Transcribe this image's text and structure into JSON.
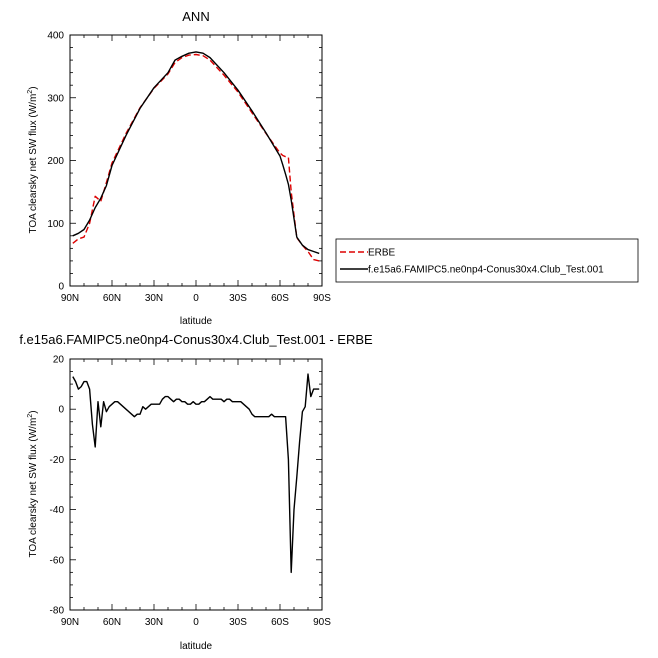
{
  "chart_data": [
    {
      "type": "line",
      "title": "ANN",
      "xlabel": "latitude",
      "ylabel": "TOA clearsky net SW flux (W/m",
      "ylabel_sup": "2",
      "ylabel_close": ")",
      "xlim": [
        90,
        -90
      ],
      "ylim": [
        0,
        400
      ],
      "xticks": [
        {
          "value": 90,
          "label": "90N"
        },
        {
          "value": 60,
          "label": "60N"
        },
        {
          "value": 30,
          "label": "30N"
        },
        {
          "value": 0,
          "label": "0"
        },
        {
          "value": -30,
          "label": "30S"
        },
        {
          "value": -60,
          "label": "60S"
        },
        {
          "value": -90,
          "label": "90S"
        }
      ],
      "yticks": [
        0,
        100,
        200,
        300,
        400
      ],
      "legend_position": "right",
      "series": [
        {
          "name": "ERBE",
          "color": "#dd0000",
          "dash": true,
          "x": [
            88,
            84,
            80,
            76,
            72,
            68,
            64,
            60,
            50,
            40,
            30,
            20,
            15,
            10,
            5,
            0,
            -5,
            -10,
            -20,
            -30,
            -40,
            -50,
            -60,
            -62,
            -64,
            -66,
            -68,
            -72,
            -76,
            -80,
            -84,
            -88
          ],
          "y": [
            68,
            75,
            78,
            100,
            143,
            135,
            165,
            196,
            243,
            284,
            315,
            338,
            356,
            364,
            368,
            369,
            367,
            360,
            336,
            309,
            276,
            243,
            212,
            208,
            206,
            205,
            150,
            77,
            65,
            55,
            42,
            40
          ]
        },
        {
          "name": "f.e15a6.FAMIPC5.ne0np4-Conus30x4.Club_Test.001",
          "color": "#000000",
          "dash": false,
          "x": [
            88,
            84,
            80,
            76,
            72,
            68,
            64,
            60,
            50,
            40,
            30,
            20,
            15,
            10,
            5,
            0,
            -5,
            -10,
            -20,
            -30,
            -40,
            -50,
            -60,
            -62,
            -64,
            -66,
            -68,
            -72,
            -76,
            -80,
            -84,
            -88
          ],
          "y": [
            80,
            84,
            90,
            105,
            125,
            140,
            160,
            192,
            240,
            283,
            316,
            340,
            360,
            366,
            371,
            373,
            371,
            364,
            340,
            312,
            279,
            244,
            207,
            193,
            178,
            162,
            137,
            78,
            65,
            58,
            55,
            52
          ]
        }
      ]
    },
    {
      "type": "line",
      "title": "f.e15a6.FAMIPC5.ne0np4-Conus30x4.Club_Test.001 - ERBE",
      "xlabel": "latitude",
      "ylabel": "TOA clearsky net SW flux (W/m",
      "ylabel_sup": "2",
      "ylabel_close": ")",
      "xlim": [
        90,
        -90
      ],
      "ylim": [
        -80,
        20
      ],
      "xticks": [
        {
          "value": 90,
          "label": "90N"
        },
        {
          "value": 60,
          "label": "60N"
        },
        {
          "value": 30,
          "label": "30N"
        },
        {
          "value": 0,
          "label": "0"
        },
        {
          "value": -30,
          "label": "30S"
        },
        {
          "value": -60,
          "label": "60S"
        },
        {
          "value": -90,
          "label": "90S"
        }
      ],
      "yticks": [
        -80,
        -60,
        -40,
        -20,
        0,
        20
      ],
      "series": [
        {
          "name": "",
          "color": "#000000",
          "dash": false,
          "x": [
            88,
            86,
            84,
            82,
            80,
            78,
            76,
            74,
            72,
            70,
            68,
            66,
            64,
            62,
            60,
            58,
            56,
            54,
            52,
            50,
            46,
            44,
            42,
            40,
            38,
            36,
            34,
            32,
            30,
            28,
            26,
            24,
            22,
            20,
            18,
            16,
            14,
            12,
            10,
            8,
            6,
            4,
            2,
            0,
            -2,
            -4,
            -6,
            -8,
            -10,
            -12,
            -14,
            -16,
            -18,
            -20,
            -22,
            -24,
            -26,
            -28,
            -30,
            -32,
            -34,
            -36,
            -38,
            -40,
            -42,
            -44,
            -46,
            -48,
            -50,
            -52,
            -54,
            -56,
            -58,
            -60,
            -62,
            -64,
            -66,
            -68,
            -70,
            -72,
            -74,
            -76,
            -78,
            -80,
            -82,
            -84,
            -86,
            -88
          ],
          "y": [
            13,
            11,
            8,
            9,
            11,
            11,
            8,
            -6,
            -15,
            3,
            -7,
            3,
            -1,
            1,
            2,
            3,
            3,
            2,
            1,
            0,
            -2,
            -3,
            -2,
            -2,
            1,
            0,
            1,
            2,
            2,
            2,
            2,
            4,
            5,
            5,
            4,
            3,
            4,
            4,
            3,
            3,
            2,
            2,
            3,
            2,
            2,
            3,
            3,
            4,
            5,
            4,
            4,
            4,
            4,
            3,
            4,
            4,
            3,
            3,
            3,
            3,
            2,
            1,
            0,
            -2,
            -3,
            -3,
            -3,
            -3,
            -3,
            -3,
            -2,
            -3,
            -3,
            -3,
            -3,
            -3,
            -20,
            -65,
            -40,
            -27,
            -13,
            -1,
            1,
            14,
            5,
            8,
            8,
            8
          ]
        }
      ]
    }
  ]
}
* * *
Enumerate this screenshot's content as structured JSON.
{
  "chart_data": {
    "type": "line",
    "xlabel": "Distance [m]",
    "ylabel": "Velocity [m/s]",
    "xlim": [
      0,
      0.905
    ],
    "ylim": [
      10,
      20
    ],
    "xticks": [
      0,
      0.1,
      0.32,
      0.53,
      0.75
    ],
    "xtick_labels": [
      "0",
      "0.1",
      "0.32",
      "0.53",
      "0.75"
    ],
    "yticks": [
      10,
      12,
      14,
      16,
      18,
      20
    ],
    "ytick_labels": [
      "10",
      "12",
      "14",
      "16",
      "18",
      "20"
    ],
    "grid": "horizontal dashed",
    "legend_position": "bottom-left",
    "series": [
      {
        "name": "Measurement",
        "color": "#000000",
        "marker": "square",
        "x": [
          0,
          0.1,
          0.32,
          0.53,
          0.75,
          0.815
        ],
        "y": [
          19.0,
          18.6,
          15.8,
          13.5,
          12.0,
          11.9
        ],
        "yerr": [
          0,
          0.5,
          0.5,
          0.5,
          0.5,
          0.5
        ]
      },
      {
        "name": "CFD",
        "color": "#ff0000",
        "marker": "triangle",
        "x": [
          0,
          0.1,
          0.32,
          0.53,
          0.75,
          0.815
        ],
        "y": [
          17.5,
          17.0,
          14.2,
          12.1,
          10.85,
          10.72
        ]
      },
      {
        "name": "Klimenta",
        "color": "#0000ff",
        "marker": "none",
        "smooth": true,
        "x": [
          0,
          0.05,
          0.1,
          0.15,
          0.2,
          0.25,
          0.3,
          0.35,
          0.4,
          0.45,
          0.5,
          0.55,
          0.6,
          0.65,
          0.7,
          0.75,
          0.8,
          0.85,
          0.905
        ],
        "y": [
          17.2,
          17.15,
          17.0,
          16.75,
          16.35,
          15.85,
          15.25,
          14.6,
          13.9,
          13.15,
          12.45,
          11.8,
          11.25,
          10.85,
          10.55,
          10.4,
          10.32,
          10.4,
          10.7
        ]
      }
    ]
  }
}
--
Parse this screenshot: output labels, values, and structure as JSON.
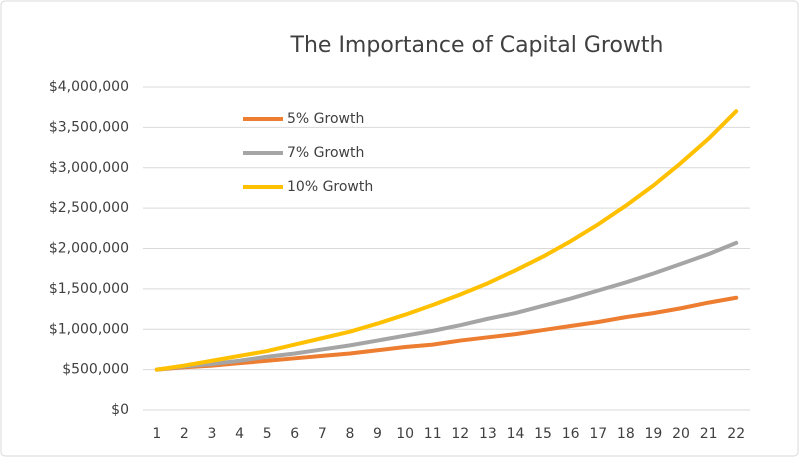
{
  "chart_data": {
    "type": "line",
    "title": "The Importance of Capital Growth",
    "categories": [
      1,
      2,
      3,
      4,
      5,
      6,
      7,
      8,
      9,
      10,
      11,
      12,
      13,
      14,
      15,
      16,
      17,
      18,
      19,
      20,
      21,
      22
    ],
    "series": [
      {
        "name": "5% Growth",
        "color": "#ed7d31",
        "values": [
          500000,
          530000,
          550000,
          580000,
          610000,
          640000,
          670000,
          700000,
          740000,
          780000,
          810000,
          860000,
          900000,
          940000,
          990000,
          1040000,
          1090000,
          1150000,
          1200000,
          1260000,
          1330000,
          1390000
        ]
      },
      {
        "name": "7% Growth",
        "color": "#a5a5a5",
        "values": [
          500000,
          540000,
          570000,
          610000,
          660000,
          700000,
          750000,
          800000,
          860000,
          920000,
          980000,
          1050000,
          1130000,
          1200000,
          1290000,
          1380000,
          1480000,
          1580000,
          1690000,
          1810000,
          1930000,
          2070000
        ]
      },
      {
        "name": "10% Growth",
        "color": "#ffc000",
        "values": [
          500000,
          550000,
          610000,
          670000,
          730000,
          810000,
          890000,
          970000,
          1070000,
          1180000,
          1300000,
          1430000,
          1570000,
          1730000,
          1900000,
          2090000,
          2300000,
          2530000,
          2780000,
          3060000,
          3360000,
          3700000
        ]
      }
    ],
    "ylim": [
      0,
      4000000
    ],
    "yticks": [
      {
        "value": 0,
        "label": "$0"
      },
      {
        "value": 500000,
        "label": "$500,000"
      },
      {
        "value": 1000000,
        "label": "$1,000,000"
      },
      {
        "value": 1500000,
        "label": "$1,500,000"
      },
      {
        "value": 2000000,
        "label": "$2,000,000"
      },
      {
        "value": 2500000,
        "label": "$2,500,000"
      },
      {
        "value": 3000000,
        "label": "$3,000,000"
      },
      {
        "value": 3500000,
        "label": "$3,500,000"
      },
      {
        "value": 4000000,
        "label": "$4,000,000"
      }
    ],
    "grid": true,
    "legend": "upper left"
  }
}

Exercise brief: Keep only the lines that hold the string "Growth", and copy them out.

The completed task:
    "title": "The Importance of Capital Growth",
        "name": "5% Growth",
        "name": "7% Growth",
        "name": "10% Growth",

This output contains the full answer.